>>
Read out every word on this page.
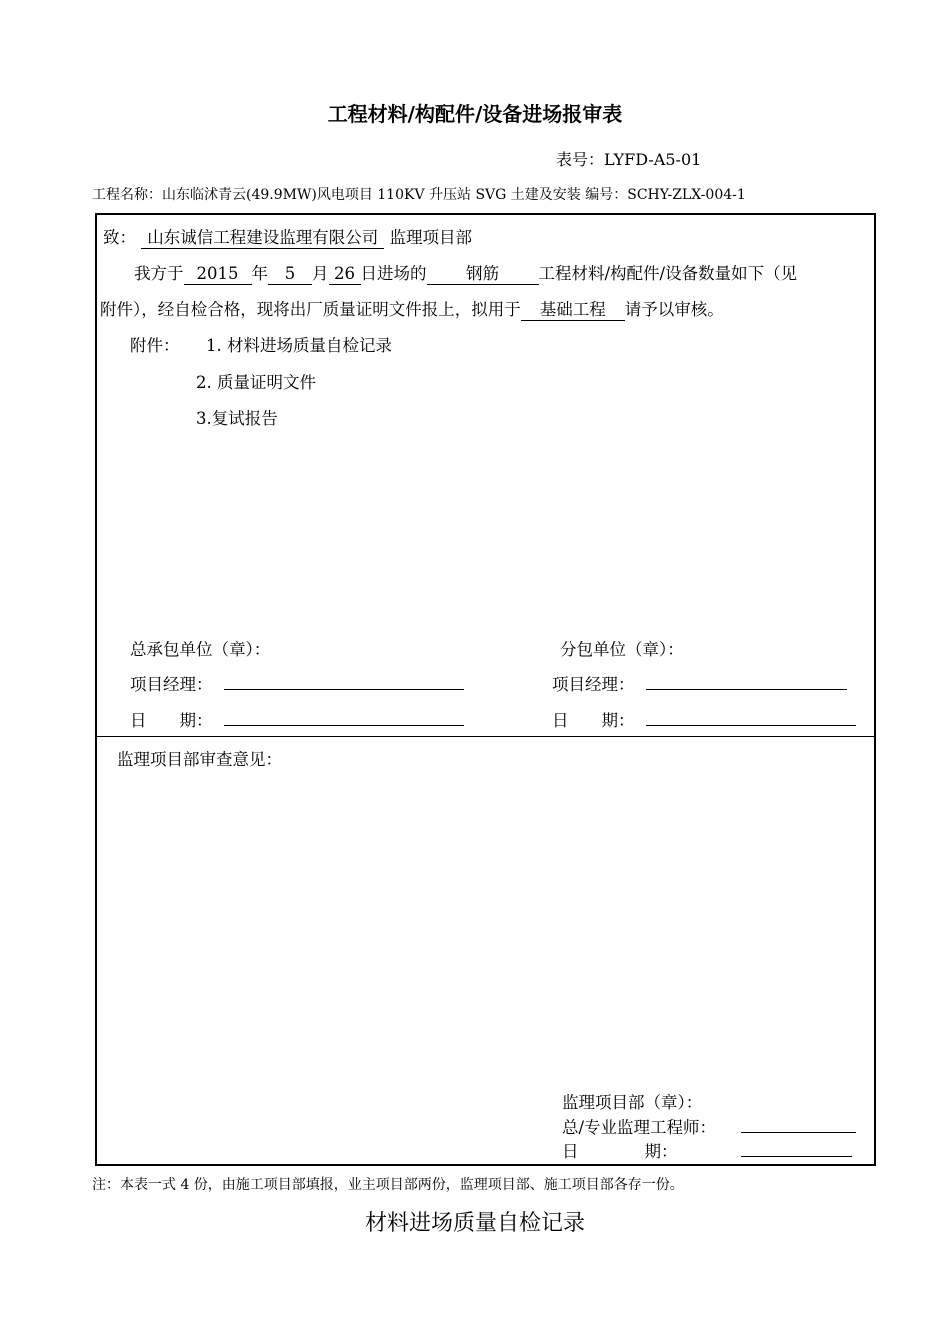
工程材料/构配件/设备进场报审表
表号：LYFD-A5-01
工程名称：山东临沭青云(49.9MW)风电项目 110KV 升压站 SVG 土建及安装 编号：SCHY-ZLX-004-1
致： 山东诚信工程建设监理有限公司 监理项目部
我方于 2015 年 5 月 26 日进场的 钢筋 工程材料/构配件/设备数量如下（见
附件），经自检合格，现将出厂质量证明文件报上，拟用于 基础工程 请予以审核。
附件： 1. 材料进场质量自检记录
2. 质量证明文件
3.复试报告
总承包单位（章）：	分包单位（章）：
项目经理：	项目经理：
日　　期：	日　　期：
监理项目部审查意见：
监理项目部（章）：
总/专业监理工程师：
日　　　　期：
注：本表一式 4 份，由施工项目部填报，业主项目部两份，监理项目部、施工项目部各存一份。
材料进场质量自检记录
<<
**DIRECTIVE**.
Write out all the entries word for word, but skip any images.

**RESULT**.
Read out every word on this page.
工程材料/构配件/设备进场报审表
表号：LYFD-A5-01
工程名称：山东临沭青云(49.9MW)风电项目 110KV 升压站 SVG 土建及安装 编号：SCHY-ZLX-004-1
致： 山东诚信工程建设监理有限公司 监理项目部
我方于 2015 年 5 月 26 日进场的 钢筋 工程材料/构配件/设备数量如下（见
附件），经自检合格，现将出厂质量证明文件报上，拟用于 基础工程 请予以审核。
附件： 1. 材料进场质量自检记录
2. 质量证明文件
3.复试报告
总承包单位（章）：	分包单位（章）：
项目经理：	项目经理：
日　　期：	日　　期：
监理项目部审查意见：
监理项目部（章）：
总/专业监理工程师：
日　　　　期：
注：本表一式 4 份，由施工项目部填报，业主项目部两份，监理项目部、施工项目部各存一份。
材料进场质量自检记录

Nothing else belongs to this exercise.